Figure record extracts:

┄┄┄┄┄┄┄┄┄┄┄┄┄┄┄┄┄┄┄┄

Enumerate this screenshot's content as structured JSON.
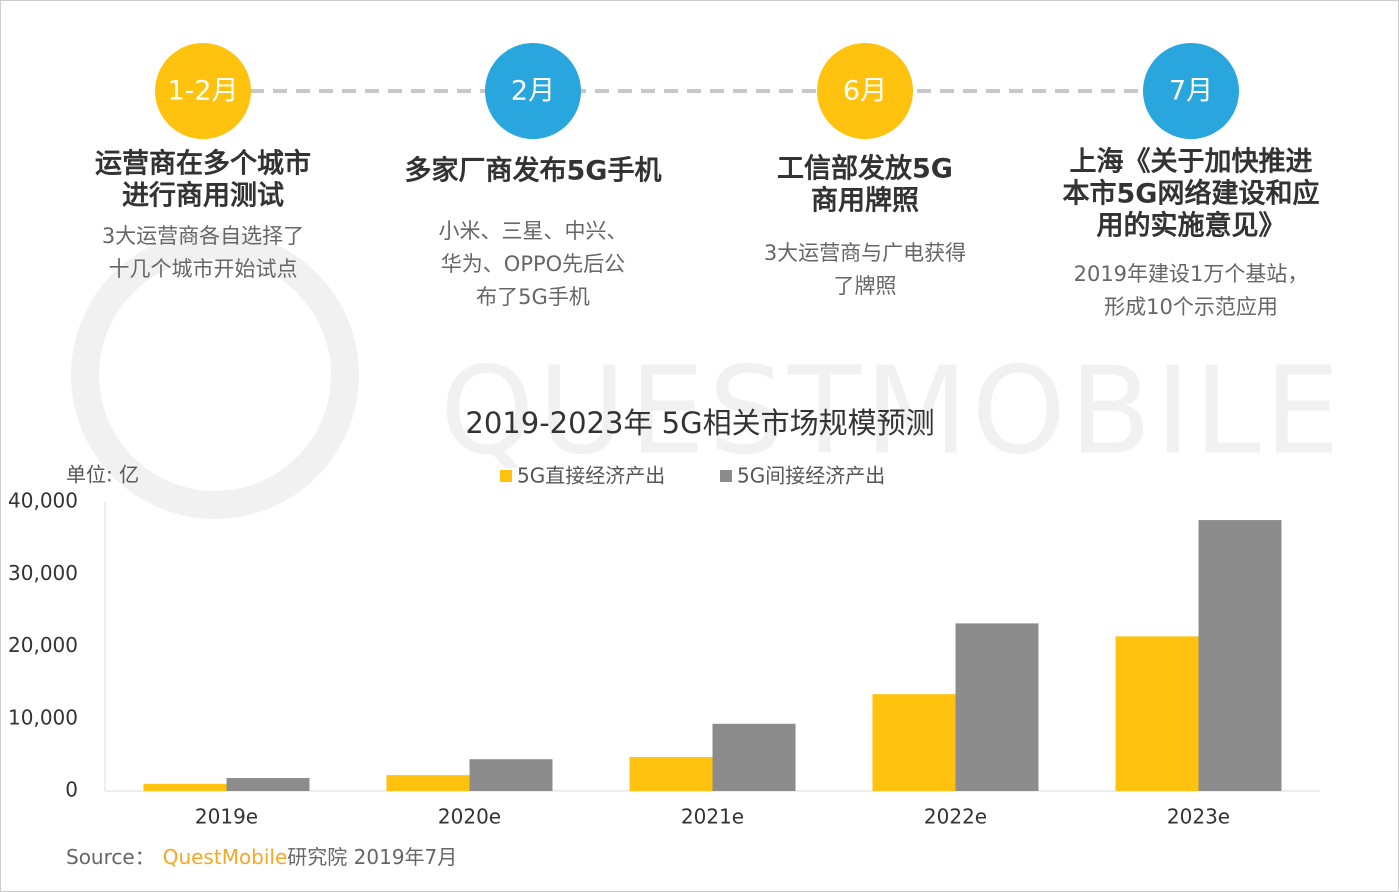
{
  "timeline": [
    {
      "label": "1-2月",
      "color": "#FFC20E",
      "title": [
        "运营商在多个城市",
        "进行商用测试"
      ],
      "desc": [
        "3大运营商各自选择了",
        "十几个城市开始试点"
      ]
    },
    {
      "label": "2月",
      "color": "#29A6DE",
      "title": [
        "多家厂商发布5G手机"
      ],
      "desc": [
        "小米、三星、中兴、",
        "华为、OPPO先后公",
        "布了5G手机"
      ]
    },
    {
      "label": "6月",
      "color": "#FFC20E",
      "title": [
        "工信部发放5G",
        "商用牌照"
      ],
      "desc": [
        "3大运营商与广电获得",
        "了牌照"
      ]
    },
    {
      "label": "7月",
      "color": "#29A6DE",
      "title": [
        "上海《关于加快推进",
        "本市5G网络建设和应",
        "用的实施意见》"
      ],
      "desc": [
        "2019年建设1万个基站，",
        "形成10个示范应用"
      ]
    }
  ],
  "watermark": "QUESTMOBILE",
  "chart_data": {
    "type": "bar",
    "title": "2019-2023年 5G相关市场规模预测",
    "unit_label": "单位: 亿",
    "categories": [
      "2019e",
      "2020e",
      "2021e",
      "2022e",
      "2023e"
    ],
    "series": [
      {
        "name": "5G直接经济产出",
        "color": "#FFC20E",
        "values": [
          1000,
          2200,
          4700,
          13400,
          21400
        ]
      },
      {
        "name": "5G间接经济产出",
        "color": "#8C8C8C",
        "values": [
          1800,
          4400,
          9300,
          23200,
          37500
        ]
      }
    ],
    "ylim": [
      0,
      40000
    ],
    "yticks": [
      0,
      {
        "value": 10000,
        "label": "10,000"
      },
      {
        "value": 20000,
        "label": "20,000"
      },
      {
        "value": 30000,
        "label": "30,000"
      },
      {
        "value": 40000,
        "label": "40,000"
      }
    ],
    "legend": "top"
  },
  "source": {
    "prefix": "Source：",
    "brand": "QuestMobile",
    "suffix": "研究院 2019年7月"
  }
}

┄┄┄┄┄┄┄┄┄┄┄┄┄┄┄┄┄┄┄┄

▶ **Problem to work on**:
Transcribe all entries above exactly. Drop the pictures.

▶ **Task answer**:
Enumerate this screenshot's content as structured JSON.
{
  "timeline": [
    {
      "label": "1-2月",
      "color": "#FFC20E",
      "title": [
        "运营商在多个城市",
        "进行商用测试"
      ],
      "desc": [
        "3大运营商各自选择了",
        "十几个城市开始试点"
      ]
    },
    {
      "label": "2月",
      "color": "#29A6DE",
      "title": [
        "多家厂商发布5G手机"
      ],
      "desc": [
        "小米、三星、中兴、",
        "华为、OPPO先后公",
        "布了5G手机"
      ]
    },
    {
      "label": "6月",
      "color": "#FFC20E",
      "title": [
        "工信部发放5G",
        "商用牌照"
      ],
      "desc": [
        "3大运营商与广电获得",
        "了牌照"
      ]
    },
    {
      "label": "7月",
      "color": "#29A6DE",
      "title": [
        "上海《关于加快推进",
        "本市5G网络建设和应",
        "用的实施意见》"
      ],
      "desc": [
        "2019年建设1万个基站，",
        "形成10个示范应用"
      ]
    }
  ],
  "watermark": "QUESTMOBILE",
  "chart_data": {
    "type": "bar",
    "title": "2019-2023年 5G相关市场规模预测",
    "unit_label": "单位: 亿",
    "categories": [
      "2019e",
      "2020e",
      "2021e",
      "2022e",
      "2023e"
    ],
    "series": [
      {
        "name": "5G直接经济产出",
        "color": "#FFC20E",
        "values": [
          1000,
          2200,
          4700,
          13400,
          21400
        ]
      },
      {
        "name": "5G间接经济产出",
        "color": "#8C8C8C",
        "values": [
          1800,
          4400,
          9300,
          23200,
          37500
        ]
      }
    ],
    "ylim": [
      0,
      40000
    ],
    "yticks": [
      0,
      {
        "value": 10000,
        "label": "10,000"
      },
      {
        "value": 20000,
        "label": "20,000"
      },
      {
        "value": 30000,
        "label": "30,000"
      },
      {
        "value": 40000,
        "label": "40,000"
      }
    ],
    "legend": "top"
  },
  "source": {
    "prefix": "Source：",
    "brand": "QuestMobile",
    "suffix": "研究院 2019年7月"
  }
}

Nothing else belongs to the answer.